- Required task
Copy out every line that contains the word "Package".

(Stored data)
----------------------------------------

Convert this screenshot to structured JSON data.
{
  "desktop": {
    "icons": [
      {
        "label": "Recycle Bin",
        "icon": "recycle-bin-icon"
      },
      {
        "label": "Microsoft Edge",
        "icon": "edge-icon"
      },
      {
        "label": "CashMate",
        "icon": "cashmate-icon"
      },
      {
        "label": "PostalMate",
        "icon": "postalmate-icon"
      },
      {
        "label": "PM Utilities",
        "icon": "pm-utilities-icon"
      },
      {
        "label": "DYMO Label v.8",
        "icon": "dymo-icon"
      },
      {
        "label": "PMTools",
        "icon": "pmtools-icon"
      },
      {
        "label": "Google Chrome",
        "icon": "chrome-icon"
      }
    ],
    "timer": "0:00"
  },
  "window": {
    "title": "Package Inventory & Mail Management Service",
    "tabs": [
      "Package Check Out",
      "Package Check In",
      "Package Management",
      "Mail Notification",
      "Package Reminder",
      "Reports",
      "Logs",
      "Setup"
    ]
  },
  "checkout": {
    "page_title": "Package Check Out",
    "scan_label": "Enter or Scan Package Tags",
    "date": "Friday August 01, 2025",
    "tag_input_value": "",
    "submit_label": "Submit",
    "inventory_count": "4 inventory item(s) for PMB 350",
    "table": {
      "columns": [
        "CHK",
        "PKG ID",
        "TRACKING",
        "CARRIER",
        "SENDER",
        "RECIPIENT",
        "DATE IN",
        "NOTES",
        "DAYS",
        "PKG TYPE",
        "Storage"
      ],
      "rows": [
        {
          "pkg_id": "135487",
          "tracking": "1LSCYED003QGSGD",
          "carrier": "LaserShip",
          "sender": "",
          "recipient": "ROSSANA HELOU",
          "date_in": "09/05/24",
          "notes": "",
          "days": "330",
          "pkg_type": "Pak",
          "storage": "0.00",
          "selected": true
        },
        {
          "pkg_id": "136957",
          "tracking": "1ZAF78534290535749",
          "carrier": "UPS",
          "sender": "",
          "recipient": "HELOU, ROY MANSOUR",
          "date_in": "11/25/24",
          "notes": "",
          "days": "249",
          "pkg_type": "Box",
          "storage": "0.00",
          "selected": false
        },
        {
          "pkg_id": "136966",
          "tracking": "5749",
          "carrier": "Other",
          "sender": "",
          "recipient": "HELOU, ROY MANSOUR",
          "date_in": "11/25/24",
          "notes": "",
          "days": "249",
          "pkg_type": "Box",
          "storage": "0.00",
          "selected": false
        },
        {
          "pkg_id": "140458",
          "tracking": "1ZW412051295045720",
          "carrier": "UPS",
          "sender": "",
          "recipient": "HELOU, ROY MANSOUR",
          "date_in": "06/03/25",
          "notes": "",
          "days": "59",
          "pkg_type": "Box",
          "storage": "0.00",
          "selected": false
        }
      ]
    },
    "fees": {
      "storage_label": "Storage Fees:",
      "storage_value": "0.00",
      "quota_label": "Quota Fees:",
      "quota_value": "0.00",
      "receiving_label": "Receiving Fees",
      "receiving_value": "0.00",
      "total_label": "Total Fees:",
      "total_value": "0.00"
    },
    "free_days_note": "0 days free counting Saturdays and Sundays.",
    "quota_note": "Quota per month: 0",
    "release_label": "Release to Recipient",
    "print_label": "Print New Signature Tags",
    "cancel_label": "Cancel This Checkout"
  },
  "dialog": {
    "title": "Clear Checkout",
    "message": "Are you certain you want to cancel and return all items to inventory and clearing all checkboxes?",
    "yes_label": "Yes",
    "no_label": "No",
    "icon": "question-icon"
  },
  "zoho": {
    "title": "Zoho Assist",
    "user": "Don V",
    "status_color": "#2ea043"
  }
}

----------------------------------------

- Answer to the task
    "title": "Package Inventory & Mail Management Service",
      "Package Check Out",
      "Package Check In",
      "Package Management",
      "Package Reminder",
    "page_title": "Package Check Out",
    "scan_label": "Enter or Scan Package Tags",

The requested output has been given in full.